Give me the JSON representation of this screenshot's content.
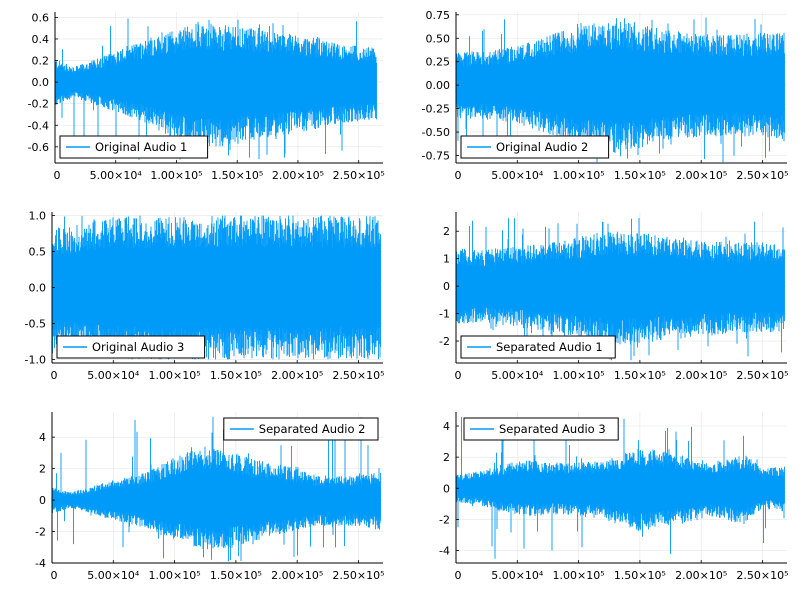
{
  "chart_data": [
    {
      "type": "line",
      "series": [
        {
          "name": "Original Audio 1",
          "color": "#009af9"
        }
      ],
      "xlim": [
        0,
        270000
      ],
      "ylim": [
        -0.75,
        0.65
      ],
      "xticks": [
        0,
        50000,
        100000,
        150000,
        200000,
        250000
      ],
      "xtick_labels": [
        "0",
        "5.00×10⁴",
        "1.00×10⁵",
        "1.50×10⁵",
        "2.00×10⁵",
        "2.50×10⁵"
      ],
      "yticks": [
        -0.6,
        -0.4,
        -0.2,
        0.0,
        0.2,
        0.4,
        0.6
      ],
      "ytick_labels": [
        "-0.6",
        "-0.4",
        "-0.2",
        "0.0",
        "0.2",
        "0.4",
        "0.6"
      ],
      "legend_position": "bottom-left",
      "grid": true,
      "envelope": {
        "x": [
          0,
          15000,
          35000,
          60000,
          90000,
          115000,
          135000,
          160000,
          185000,
          210000,
          235000,
          265000
        ],
        "upper": [
          0.22,
          0.14,
          0.22,
          0.34,
          0.45,
          0.55,
          0.52,
          0.5,
          0.46,
          0.42,
          0.35,
          0.32
        ],
        "lower": [
          -0.23,
          -0.14,
          -0.22,
          -0.32,
          -0.48,
          -0.62,
          -0.6,
          -0.56,
          -0.5,
          -0.45,
          -0.38,
          -0.35
        ],
        "peak_max": 0.6,
        "peak_min": -0.73
      }
    },
    {
      "type": "line",
      "series": [
        {
          "name": "Original Audio 2",
          "color": "#009af9"
        }
      ],
      "xlim": [
        0,
        270000
      ],
      "ylim": [
        -0.83,
        0.78
      ],
      "xticks": [
        0,
        50000,
        100000,
        150000,
        200000,
        250000
      ],
      "xtick_labels": [
        "0",
        "5.00×10⁴",
        "1.00×10⁵",
        "1.50×10⁵",
        "2.00×10⁵",
        "2.50×10⁵"
      ],
      "yticks": [
        -0.75,
        -0.5,
        -0.25,
        0.0,
        0.25,
        0.5,
        0.75
      ],
      "ytick_labels": [
        "-0.75",
        "-0.50",
        "-0.25",
        "0.00",
        "0.25",
        "0.50",
        "0.75"
      ],
      "legend_position": "bottom-left",
      "grid": true,
      "envelope": {
        "x": [
          0,
          20000,
          50000,
          80000,
          110000,
          130000,
          160000,
          190000,
          220000,
          250000,
          268000
        ],
        "upper": [
          0.36,
          0.36,
          0.42,
          0.55,
          0.66,
          0.7,
          0.62,
          0.56,
          0.54,
          0.56,
          0.58
        ],
        "lower": [
          -0.36,
          -0.36,
          -0.42,
          -0.55,
          -0.66,
          -0.72,
          -0.64,
          -0.56,
          -0.54,
          -0.56,
          -0.58
        ],
        "peak_max": 0.73,
        "peak_min": -0.83
      }
    },
    {
      "type": "line",
      "series": [
        {
          "name": "Original Audio 3",
          "color": "#009af9"
        }
      ],
      "xlim": [
        0,
        270000
      ],
      "ylim": [
        -1.05,
        1.05
      ],
      "xticks": [
        0,
        50000,
        100000,
        150000,
        200000,
        250000
      ],
      "xtick_labels": [
        "0",
        "5.00×10⁴",
        "1.00×10⁵",
        "1.50×10⁵",
        "2.00×10⁵",
        "2.50×10⁵"
      ],
      "yticks": [
        -1.0,
        -0.5,
        0.0,
        0.5,
        1.0
      ],
      "ytick_labels": [
        "-1.0",
        "-0.5",
        "0.0",
        "0.5",
        "1.0"
      ],
      "legend_position": "bottom-left",
      "grid": true,
      "envelope": {
        "x": [
          0,
          10000,
          25000,
          45000,
          70000,
          100000,
          150000,
          200000,
          250000,
          268000
        ],
        "upper": [
          0.86,
          0.82,
          0.9,
          0.96,
          0.99,
          1.0,
          1.0,
          1.0,
          0.99,
          0.98
        ],
        "lower": [
          -0.86,
          -0.82,
          -0.9,
          -0.96,
          -0.99,
          -1.0,
          -1.0,
          -1.0,
          -0.99,
          -0.98
        ],
        "peak_max": 1.0,
        "peak_min": -1.0
      }
    },
    {
      "type": "line",
      "series": [
        {
          "name": "Separated Audio 1",
          "color": "#009af9"
        }
      ],
      "xlim": [
        0,
        270000
      ],
      "ylim": [
        -2.8,
        2.7
      ],
      "xticks": [
        0,
        50000,
        100000,
        150000,
        200000,
        250000
      ],
      "xtick_labels": [
        "0",
        "5.00×10⁴",
        "1.00×10⁵",
        "1.50×10⁵",
        "2.00×10⁵",
        "2.50×10⁵"
      ],
      "yticks": [
        -2,
        -1,
        0,
        1,
        2
      ],
      "ytick_labels": [
        "-2",
        "-1",
        "0",
        "1",
        "2"
      ],
      "legend_position": "bottom-left",
      "grid": true,
      "envelope": {
        "x": [
          0,
          20000,
          50000,
          80000,
          110000,
          130000,
          160000,
          190000,
          220000,
          250000,
          268000
        ],
        "upper": [
          1.4,
          1.3,
          1.45,
          1.6,
          1.9,
          2.0,
          1.9,
          1.75,
          1.6,
          1.6,
          1.55
        ],
        "lower": [
          -1.4,
          -1.3,
          -1.5,
          -1.7,
          -2.0,
          -2.2,
          -2.05,
          -1.9,
          -1.75,
          -1.7,
          -1.7
        ],
        "peak_max": 2.5,
        "peak_min": -2.75
      }
    },
    {
      "type": "line",
      "series": [
        {
          "name": "Separated Audio 2",
          "color": "#009af9"
        }
      ],
      "xlim": [
        0,
        270000
      ],
      "ylim": [
        -4.0,
        5.6
      ],
      "xticks": [
        0,
        50000,
        100000,
        150000,
        200000,
        250000
      ],
      "xtick_labels": [
        "0",
        "5.00×10⁴",
        "1.00×10⁵",
        "1.50×10⁵",
        "2.00×10⁵",
        "2.50×10⁵"
      ],
      "yticks": [
        -4,
        -2,
        0,
        2,
        4
      ],
      "ytick_labels": [
        "-4",
        "-2",
        "0",
        "2",
        "4"
      ],
      "legend_position": "top-right",
      "grid": true,
      "envelope": {
        "x": [
          0,
          15000,
          30000,
          50000,
          75000,
          100000,
          125000,
          145000,
          165000,
          190000,
          215000,
          240000,
          268000
        ],
        "upper": [
          0.8,
          0.5,
          0.8,
          1.3,
          1.8,
          2.8,
          3.4,
          3.1,
          2.6,
          2.2,
          1.6,
          1.5,
          1.8
        ],
        "lower": [
          -0.9,
          -0.5,
          -0.8,
          -1.3,
          -1.8,
          -2.6,
          -3.2,
          -3.0,
          -2.6,
          -2.1,
          -1.7,
          -1.6,
          -1.9
        ],
        "peak_max": 5.3,
        "peak_min": -3.9
      }
    },
    {
      "type": "line",
      "series": [
        {
          "name": "Separated Audio 3",
          "color": "#009af9"
        }
      ],
      "xlim": [
        0,
        270000
      ],
      "ylim": [
        -4.8,
        4.9
      ],
      "xticks": [
        0,
        50000,
        100000,
        150000,
        200000,
        250000
      ],
      "xtick_labels": [
        "0",
        "5.00×10⁴",
        "1.00×10⁵",
        "1.50×10⁵",
        "2.00×10⁵",
        "2.50×10⁵"
      ],
      "yticks": [
        -4,
        -2,
        0,
        2,
        4
      ],
      "ytick_labels": [
        "-4",
        "-2",
        "0",
        "2",
        "4"
      ],
      "legend_position": "top-left",
      "grid": true,
      "envelope": {
        "x": [
          0,
          20000,
          40000,
          60000,
          90000,
          120000,
          150000,
          170000,
          190000,
          210000,
          235000,
          250000,
          268000
        ],
        "upper": [
          0.9,
          1.1,
          1.6,
          1.8,
          1.6,
          1.8,
          2.6,
          2.4,
          2.0,
          1.7,
          2.2,
          1.3,
          1.4
        ],
        "lower": [
          -0.9,
          -1.1,
          -1.6,
          -1.8,
          -1.7,
          -2.0,
          -2.8,
          -2.5,
          -2.2,
          -1.8,
          -2.4,
          -1.3,
          -1.5
        ],
        "peak_max": 4.6,
        "peak_min": -4.6
      }
    }
  ]
}
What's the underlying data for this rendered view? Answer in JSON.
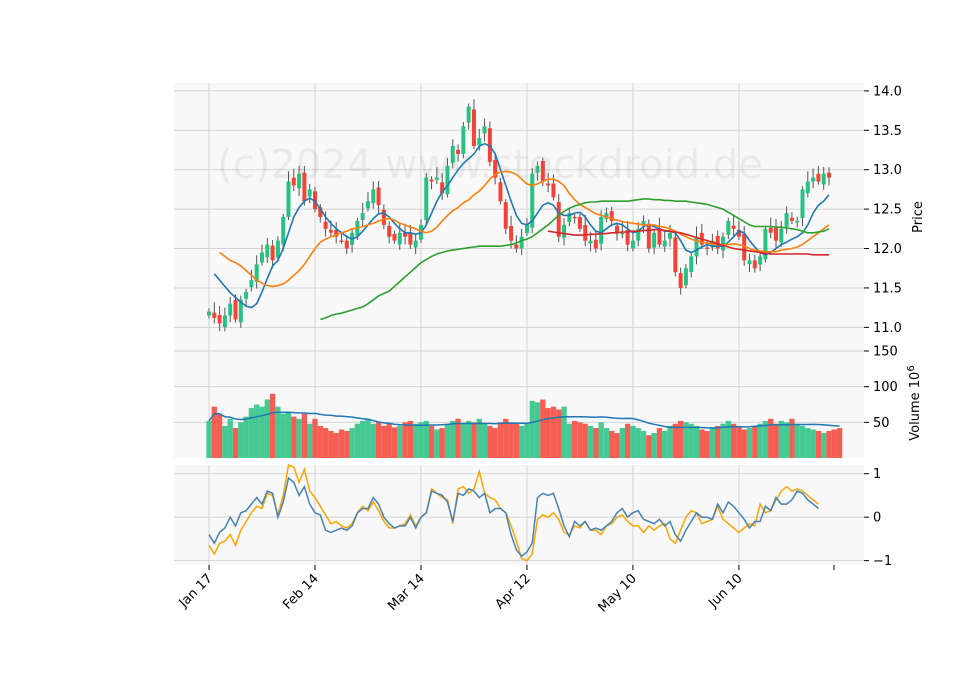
{
  "watermark": "(c)2024 www.stockdroid.de",
  "colors": {
    "up": "#26c281",
    "down": "#f44336",
    "ma_fast": "#1f77b4",
    "ma_mid": "#ff7f0e",
    "ma_slow": "#2ca02c",
    "ma_long": "#d62728",
    "vol_avg": "#1f77b4",
    "osc_a": "#4682b4",
    "osc_b": "#ffa500",
    "panel_bg": "#f8f8f8",
    "grid": "#d4d4d4"
  },
  "chart_data": {
    "type": "candlestick",
    "x_tick_labels": [
      "Jan 17",
      "Feb 14",
      "Mar 14",
      "Apr 12",
      "May 10",
      "Jun 10"
    ],
    "x_tick_index": [
      0,
      20,
      40,
      60,
      80,
      100
    ],
    "price": {
      "ylabel": "Price",
      "ylim": [
        10.7,
        14.1
      ],
      "yticks": [
        "11.0",
        "11.5",
        "12.0",
        "12.5",
        "13.0",
        "13.5",
        "14.0"
      ],
      "ytick_values": [
        11.0,
        11.5,
        12.0,
        12.5,
        13.0,
        13.5,
        14.0
      ],
      "close": [
        11.2,
        11.12,
        11.05,
        11.15,
        11.3,
        11.1,
        11.35,
        11.45,
        11.6,
        11.8,
        11.95,
        12.05,
        11.85,
        12.1,
        12.4,
        12.85,
        12.8,
        12.95,
        12.6,
        12.75,
        12.5,
        12.4,
        12.25,
        12.2,
        12.15,
        12.1,
        12.0,
        12.2,
        12.35,
        12.45,
        12.6,
        12.75,
        12.55,
        12.3,
        12.15,
        12.1,
        12.2,
        12.15,
        12.05,
        12.1,
        12.3,
        12.9,
        12.85,
        12.9,
        12.7,
        13.05,
        13.3,
        13.2,
        13.55,
        13.8,
        13.3,
        13.4,
        13.55,
        13.1,
        12.9,
        12.6,
        12.25,
        12.1,
        12.0,
        12.15,
        12.3,
        12.95,
        13.05,
        12.85,
        12.8,
        12.65,
        12.15,
        12.3,
        12.45,
        12.4,
        12.25,
        12.1,
        12.1,
        12.0,
        12.4,
        12.45,
        12.35,
        12.2,
        12.2,
        12.05,
        12.1,
        12.25,
        12.35,
        12.0,
        12.2,
        12.05,
        12.1,
        12.2,
        11.7,
        11.5,
        11.75,
        11.9,
        12.15,
        12.05,
        12.0,
        12.1,
        12.0,
        12.15,
        12.35,
        12.25,
        12.15,
        11.85,
        11.85,
        11.75,
        11.9,
        12.25,
        12.2,
        12.1,
        12.25,
        12.45,
        12.35,
        12.35,
        12.75,
        12.85,
        12.9,
        12.85,
        12.95,
        12.9
      ],
      "series": [
        {
          "name": "",
          "values": [
            11.68,
            11.6,
            11.52,
            11.44,
            11.38,
            11.32,
            11.27,
            11.25,
            11.3,
            11.45,
            11.62,
            11.78,
            11.85,
            12.0,
            12.2,
            12.4,
            12.52,
            12.6,
            12.64,
            12.6,
            12.5,
            12.4,
            12.32,
            12.25,
            12.2,
            12.15,
            12.12,
            12.15,
            12.22,
            12.3,
            12.38,
            12.44,
            12.45,
            12.4,
            12.32,
            12.25,
            12.2,
            12.2,
            12.18,
            12.2,
            12.3,
            12.45,
            12.6,
            12.72,
            12.8,
            12.9,
            13.0,
            13.08,
            13.14,
            13.2,
            13.3,
            13.33,
            13.3,
            13.2,
            13.0,
            12.8,
            12.6,
            12.42,
            12.32,
            12.3,
            12.35,
            12.45,
            12.55,
            12.58,
            12.55,
            12.45,
            12.42,
            12.42,
            12.45,
            12.46,
            12.4,
            12.3,
            12.22,
            12.2,
            12.25,
            12.3,
            12.32,
            12.3,
            12.25,
            12.2,
            12.22,
            12.28,
            12.3,
            12.28,
            12.25,
            12.22,
            12.22,
            12.2,
            12.1,
            11.98,
            11.95,
            11.98,
            12.02,
            12.05,
            12.03,
            12.03,
            12.03,
            12.08,
            12.15,
            12.22,
            12.2,
            12.1,
            12.02,
            11.95,
            11.92,
            11.95,
            12.0,
            12.05,
            12.08,
            12.12,
            12.15,
            12.2,
            12.3,
            12.45,
            12.55,
            12.6,
            12.68
          ]
        },
        {
          "name": "",
          "values": [
            11.95,
            11.9,
            11.85,
            11.82,
            11.78,
            11.72,
            11.66,
            11.6,
            11.56,
            11.53,
            11.52,
            11.53,
            11.55,
            11.6,
            11.66,
            11.72,
            11.8,
            11.9,
            12.0,
            12.08,
            12.12,
            12.15,
            12.17,
            12.2,
            12.22,
            12.25,
            12.26,
            12.28,
            12.3,
            12.32,
            12.35,
            12.37,
            12.38,
            12.36,
            12.32,
            12.3,
            12.27,
            12.25,
            12.22,
            12.2,
            12.22,
            12.27,
            12.35,
            12.42,
            12.48,
            12.52,
            12.58,
            12.62,
            12.68,
            12.73,
            12.8,
            12.88,
            12.94,
            12.97,
            12.98,
            12.97,
            12.94,
            12.88,
            12.82,
            12.8,
            12.82,
            12.85,
            12.88,
            12.88,
            12.85,
            12.8,
            12.7,
            12.62,
            12.56,
            12.52,
            12.48,
            12.44,
            12.42,
            12.4,
            12.38,
            12.36,
            12.34,
            12.33,
            12.32,
            12.31,
            12.3,
            12.3,
            12.3,
            12.28,
            12.27,
            12.25,
            12.22,
            12.18,
            12.15,
            12.12,
            12.1,
            12.08,
            12.07,
            12.06,
            12.05,
            12.05,
            12.05,
            12.06,
            12.05,
            12.03,
            12.0,
            11.98,
            11.97,
            11.96,
            11.96,
            11.96,
            11.98,
            11.99,
            12.0,
            12.02,
            12.05,
            12.1,
            12.15,
            12.2,
            12.25,
            12.3
          ]
        },
        {
          "name": "",
          "values": [
            11.1,
            11.12,
            11.15,
            11.17,
            11.18,
            11.2,
            11.22,
            11.24,
            11.26,
            11.3,
            11.35,
            11.4,
            11.43,
            11.46,
            11.52,
            11.58,
            11.64,
            11.7,
            11.76,
            11.82,
            11.86,
            11.9,
            11.93,
            11.95,
            11.97,
            11.98,
            11.99,
            12.0,
            12.01,
            12.02,
            12.03,
            12.03,
            12.03,
            12.03,
            12.03,
            12.04,
            12.05,
            12.07,
            12.1,
            12.12,
            12.15,
            12.2,
            12.25,
            12.3,
            12.36,
            12.42,
            12.47,
            12.51,
            12.54,
            12.56,
            12.58,
            12.59,
            12.59,
            12.6,
            12.6,
            12.6,
            12.6,
            12.6,
            12.6,
            12.61,
            12.62,
            12.63,
            12.63,
            12.62,
            12.62,
            12.61,
            12.61,
            12.6,
            12.6,
            12.6,
            12.59,
            12.58,
            12.57,
            12.56,
            12.54,
            12.52,
            12.5,
            12.46,
            12.42,
            12.38,
            12.34,
            12.3,
            12.28,
            12.28,
            12.28,
            12.28,
            12.27,
            12.27,
            12.26,
            12.25,
            12.24,
            12.22,
            12.2,
            12.2,
            12.21,
            12.22,
            12.25
          ]
        },
        {
          "name": "",
          "values": [
            12.22,
            12.21,
            12.2,
            12.19,
            12.18,
            12.17,
            12.17,
            12.17,
            12.18,
            12.18,
            12.19,
            12.19,
            12.2,
            12.2,
            12.21,
            12.21,
            12.22,
            12.22,
            12.23,
            12.23,
            12.24,
            12.24,
            12.23,
            12.22,
            12.21,
            12.2,
            12.18,
            12.16,
            12.14,
            12.12,
            12.1,
            12.08,
            12.06,
            12.04,
            12.02,
            12.0,
            11.99,
            11.98,
            11.97,
            11.96,
            11.95,
            11.94,
            11.93,
            11.93,
            11.93,
            11.93,
            11.93,
            11.93,
            11.93,
            11.93,
            11.92,
            11.92,
            11.92,
            11.92
          ]
        }
      ]
    },
    "volume": {
      "ylabel": "Volume  10",
      "ylabel_exp": "6",
      "ylim": [
        0,
        150
      ],
      "yticks": [
        "50",
        "100",
        "150"
      ],
      "ytick_values": [
        50,
        100,
        150
      ],
      "values": [
        52,
        72,
        62,
        45,
        55,
        42,
        50,
        58,
        70,
        75,
        72,
        82,
        90,
        72,
        62,
        65,
        58,
        55,
        62,
        48,
        55,
        45,
        42,
        38,
        35,
        40,
        38,
        42,
        48,
        52,
        55,
        48,
        50,
        45,
        48,
        43,
        45,
        50,
        52,
        48,
        50,
        52,
        45,
        40,
        42,
        48,
        52,
        55,
        48,
        52,
        50,
        55,
        48,
        45,
        42,
        50,
        55,
        50,
        48,
        45,
        48,
        80,
        78,
        82,
        70,
        72,
        68,
        72,
        48,
        52,
        50,
        48,
        45,
        42,
        50,
        42,
        38,
        35,
        42,
        48,
        45,
        42,
        38,
        32,
        35,
        42,
        38,
        45,
        48,
        52,
        50,
        48,
        45,
        40,
        38,
        42,
        45,
        48,
        52,
        48,
        45,
        40,
        42,
        45,
        48,
        52,
        55,
        48,
        52,
        50,
        55,
        48,
        45,
        42,
        40,
        38,
        35,
        38,
        40,
        42
      ]
    },
    "oscillator": {
      "ylim": [
        -1.1,
        1.2
      ],
      "yticks": [
        "-1",
        "0",
        "1"
      ],
      "ytick_values": [
        -1,
        0,
        1
      ],
      "series": [
        {
          "name": "",
          "values": [
            -0.4,
            -0.6,
            -0.35,
            -0.25,
            0,
            -0.2,
            0.1,
            0.15,
            0.3,
            0.45,
            0.3,
            0.6,
            0.55,
            0,
            0.35,
            0.9,
            0.8,
            0.5,
            0.7,
            0.3,
            0.1,
            0.05,
            -0.3,
            -0.35,
            -0.3,
            -0.25,
            -0.3,
            -0.2,
            0.1,
            0.2,
            0.2,
            0.45,
            0.3,
            0,
            -0.15,
            -0.25,
            -0.2,
            -0.2,
            0,
            -0.25,
            0,
            0.1,
            0.6,
            0.55,
            0.5,
            0.35,
            -0.1,
            0.55,
            0.5,
            0.65,
            0.6,
            0.45,
            0.55,
            0.1,
            0.2,
            0.2,
            0.1,
            -0.4,
            -0.75,
            -0.9,
            -0.8,
            -0.6,
            0.45,
            0.55,
            0.5,
            0.55,
            0.2,
            -0.2,
            -0.45,
            -0.1,
            -0.2,
            -0.1,
            -0.3,
            -0.25,
            -0.3,
            -0.2,
            -0.1,
            0.1,
            0.2,
            0,
            0.1,
            0.15,
            -0.05,
            -0.1,
            -0.15,
            -0.05,
            -0.2,
            -0.1,
            -0.4,
            -0.55,
            -0.3,
            -0.1,
            0.1,
            0,
            0,
            -0.05,
            0.3,
            0.1,
            0.35,
            0.25,
            0.1,
            -0.05,
            -0.25,
            -0.1,
            -0.1,
            0.25,
            0.15,
            0.45,
            0.3,
            0.3,
            0.4,
            0.6,
            0.55,
            0.4,
            0.3,
            0.2
          ]
        },
        {
          "name": "",
          "values": [
            -0.65,
            -0.85,
            -0.6,
            -0.55,
            -0.4,
            -0.65,
            -0.3,
            -0.1,
            0.1,
            0.25,
            0.2,
            0.55,
            0.5,
            0.05,
            0.5,
            1.2,
            1.15,
            0.8,
            1.1,
            0.6,
            0.45,
            0.25,
            0.05,
            -0.15,
            -0.1,
            -0.2,
            -0.25,
            -0.15,
            0.1,
            0.25,
            0.15,
            0.35,
            0.15,
            -0.1,
            -0.25,
            -0.25,
            -0.2,
            -0.15,
            0.05,
            -0.2,
            0,
            0.1,
            0.65,
            0.55,
            0.45,
            0.4,
            -0.15,
            0.65,
            0.7,
            0.55,
            0.65,
            1.05,
            0.55,
            0.45,
            0.4,
            0.2,
            0.1,
            -0.2,
            -0.55,
            -0.95,
            -1.0,
            -0.85,
            -0.05,
            0.05,
            0,
            0.1,
            -0.05,
            -0.35,
            -0.4,
            -0.2,
            -0.25,
            -0.1,
            -0.3,
            -0.3,
            -0.4,
            -0.2,
            -0.15,
            0,
            0.05,
            -0.1,
            -0.2,
            -0.2,
            -0.35,
            -0.2,
            -0.3,
            -0.2,
            -0.15,
            -0.5,
            -0.6,
            -0.3,
            0,
            0.15,
            0.1,
            -0.15,
            -0.1,
            -0.05,
            0.25,
            -0.05,
            -0.15,
            -0.25,
            -0.35,
            -0.25,
            -0.15,
            -0.2,
            0.3,
            0.1,
            0.15,
            0.4,
            0.6,
            0.7,
            0.6,
            0.65,
            0.6,
            0.5,
            0.4,
            0.3
          ]
        }
      ]
    }
  }
}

......

**TASK BRIEF**
Check each line of the records for the word "this" and extract those that contain it.

**RESULT**
Give me the JSON representation of this screenshot's content.
What's the underlying data for this rendered view? Answer in JSON.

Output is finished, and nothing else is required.